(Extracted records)
____

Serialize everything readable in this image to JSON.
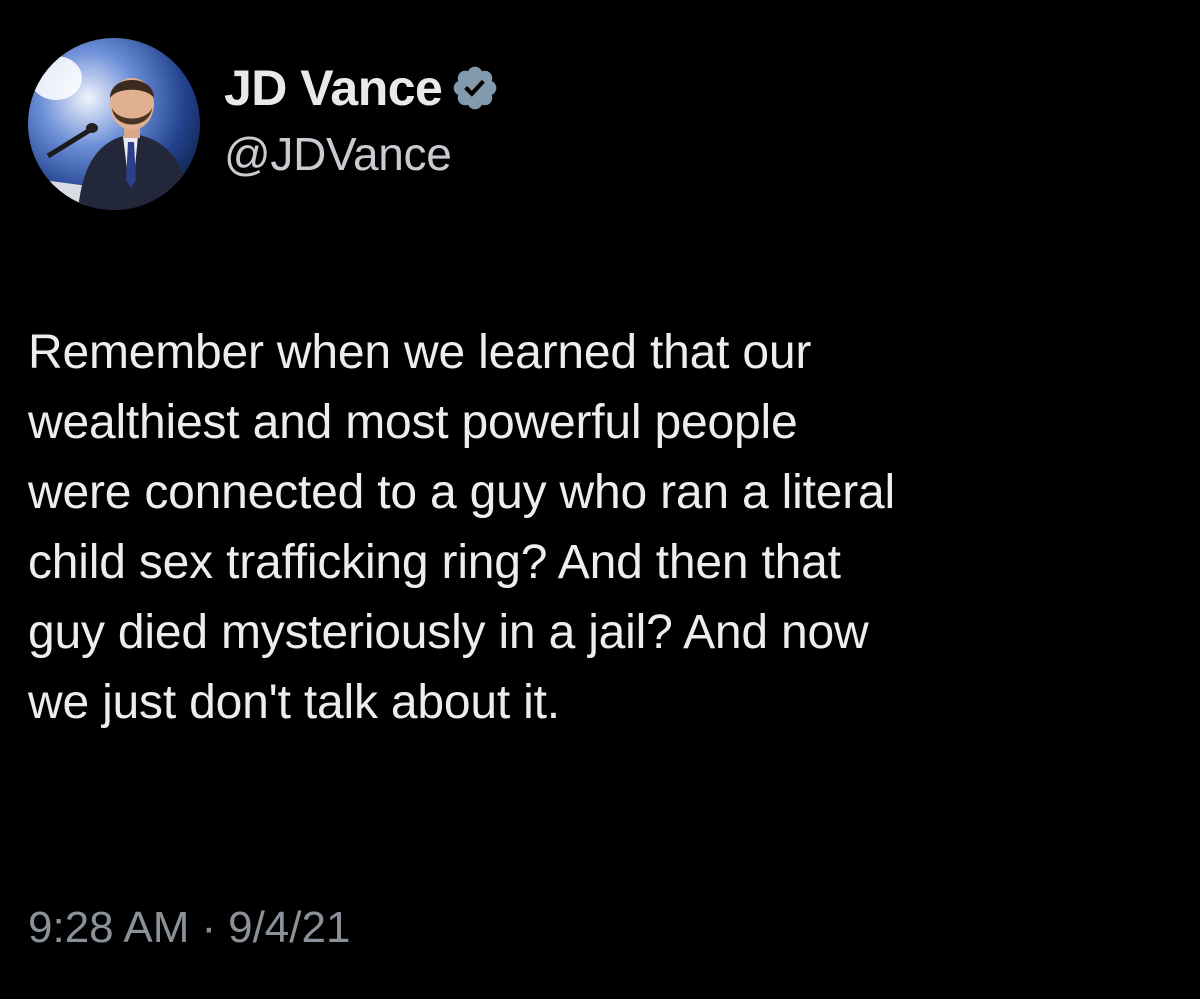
{
  "author": {
    "display_name": "JD Vance",
    "handle": "@JDVance",
    "avatar_icon": "profile-photo",
    "verified_icon": "verified-badge-icon"
  },
  "tweet": {
    "text": "Remember when we learned that our\nwealthiest and most powerful people\nwere connected to a guy who ran a literal\nchild sex trafficking ring? And then that\nguy died mysteriously in a jail? And now\nwe just don't talk about it.",
    "time": "9:28 AM",
    "separator": "·",
    "date": "9/4/21"
  },
  "colors": {
    "background": "#000000",
    "text": "#e7e9ea",
    "secondary_text": "#8b9198",
    "verified_badge": "#829aab"
  }
}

____

### [EXERCISE DETAILS]
Pictures appear in the records above. Output everything except them, exactly.

### [EXPECTED ANSWER]
Serialize everything readable in this image to JSON.
{
  "author": {
    "display_name": "JD Vance",
    "handle": "@JDVance",
    "avatar_icon": "profile-photo",
    "verified_icon": "verified-badge-icon"
  },
  "tweet": {
    "text": "Remember when we learned that our\nwealthiest and most powerful people\nwere connected to a guy who ran a literal\nchild sex trafficking ring? And then that\nguy died mysteriously in a jail? And now\nwe just don't talk about it.",
    "time": "9:28 AM",
    "separator": "·",
    "date": "9/4/21"
  },
  "colors": {
    "background": "#000000",
    "text": "#e7e9ea",
    "secondary_text": "#8b9198",
    "verified_badge": "#829aab"
  }
}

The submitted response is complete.